— Start Exercise inputs —

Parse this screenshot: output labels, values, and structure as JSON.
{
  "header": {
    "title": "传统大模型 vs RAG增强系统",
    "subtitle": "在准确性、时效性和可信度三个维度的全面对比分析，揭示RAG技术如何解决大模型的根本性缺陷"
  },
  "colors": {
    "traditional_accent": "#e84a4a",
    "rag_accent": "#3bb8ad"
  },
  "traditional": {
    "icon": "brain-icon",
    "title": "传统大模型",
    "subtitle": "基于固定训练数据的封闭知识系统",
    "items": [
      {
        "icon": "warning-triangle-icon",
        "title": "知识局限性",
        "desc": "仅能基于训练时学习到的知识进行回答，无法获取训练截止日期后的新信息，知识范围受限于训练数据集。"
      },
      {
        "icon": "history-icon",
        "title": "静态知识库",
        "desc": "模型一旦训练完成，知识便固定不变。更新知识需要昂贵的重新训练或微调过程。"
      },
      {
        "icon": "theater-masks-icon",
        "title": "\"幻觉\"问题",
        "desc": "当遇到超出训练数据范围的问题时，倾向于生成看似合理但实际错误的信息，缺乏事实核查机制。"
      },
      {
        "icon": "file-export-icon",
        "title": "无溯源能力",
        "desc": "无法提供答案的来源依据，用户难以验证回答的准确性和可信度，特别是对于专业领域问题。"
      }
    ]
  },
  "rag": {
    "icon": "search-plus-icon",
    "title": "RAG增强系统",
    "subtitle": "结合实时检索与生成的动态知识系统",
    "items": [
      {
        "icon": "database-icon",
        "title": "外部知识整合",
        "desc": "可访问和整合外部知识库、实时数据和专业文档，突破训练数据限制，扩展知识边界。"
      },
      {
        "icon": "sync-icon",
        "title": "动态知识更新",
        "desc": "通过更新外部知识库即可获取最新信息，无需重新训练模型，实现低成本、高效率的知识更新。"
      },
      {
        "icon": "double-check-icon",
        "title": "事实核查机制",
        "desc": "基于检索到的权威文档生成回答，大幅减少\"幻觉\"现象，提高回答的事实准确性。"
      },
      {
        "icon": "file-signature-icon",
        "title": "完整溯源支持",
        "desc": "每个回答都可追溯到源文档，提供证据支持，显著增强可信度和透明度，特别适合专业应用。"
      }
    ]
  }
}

— End Exercise inputs —

Task instructions -
Transcribe the entire listing above precisely.

Output below -
Parse this screenshot: output labels, values, and structure as JSON.
{
  "header": {
    "title": "传统大模型 vs RAG增强系统",
    "subtitle": "在准确性、时效性和可信度三个维度的全面对比分析，揭示RAG技术如何解决大模型的根本性缺陷"
  },
  "colors": {
    "traditional_accent": "#e84a4a",
    "rag_accent": "#3bb8ad"
  },
  "traditional": {
    "icon": "brain-icon",
    "title": "传统大模型",
    "subtitle": "基于固定训练数据的封闭知识系统",
    "items": [
      {
        "icon": "warning-triangle-icon",
        "title": "知识局限性",
        "desc": "仅能基于训练时学习到的知识进行回答，无法获取训练截止日期后的新信息，知识范围受限于训练数据集。"
      },
      {
        "icon": "history-icon",
        "title": "静态知识库",
        "desc": "模型一旦训练完成，知识便固定不变。更新知识需要昂贵的重新训练或微调过程。"
      },
      {
        "icon": "theater-masks-icon",
        "title": "\"幻觉\"问题",
        "desc": "当遇到超出训练数据范围的问题时，倾向于生成看似合理但实际错误的信息，缺乏事实核查机制。"
      },
      {
        "icon": "file-export-icon",
        "title": "无溯源能力",
        "desc": "无法提供答案的来源依据，用户难以验证回答的准确性和可信度，特别是对于专业领域问题。"
      }
    ]
  },
  "rag": {
    "icon": "search-plus-icon",
    "title": "RAG增强系统",
    "subtitle": "结合实时检索与生成的动态知识系统",
    "items": [
      {
        "icon": "database-icon",
        "title": "外部知识整合",
        "desc": "可访问和整合外部知识库、实时数据和专业文档，突破训练数据限制，扩展知识边界。"
      },
      {
        "icon": "sync-icon",
        "title": "动态知识更新",
        "desc": "通过更新外部知识库即可获取最新信息，无需重新训练模型，实现低成本、高效率的知识更新。"
      },
      {
        "icon": "double-check-icon",
        "title": "事实核查机制",
        "desc": "基于检索到的权威文档生成回答，大幅减少\"幻觉\"现象，提高回答的事实准确性。"
      },
      {
        "icon": "file-signature-icon",
        "title": "完整溯源支持",
        "desc": "每个回答都可追溯到源文档，提供证据支持，显著增强可信度和透明度，特别适合专业应用。"
      }
    ]
  }
}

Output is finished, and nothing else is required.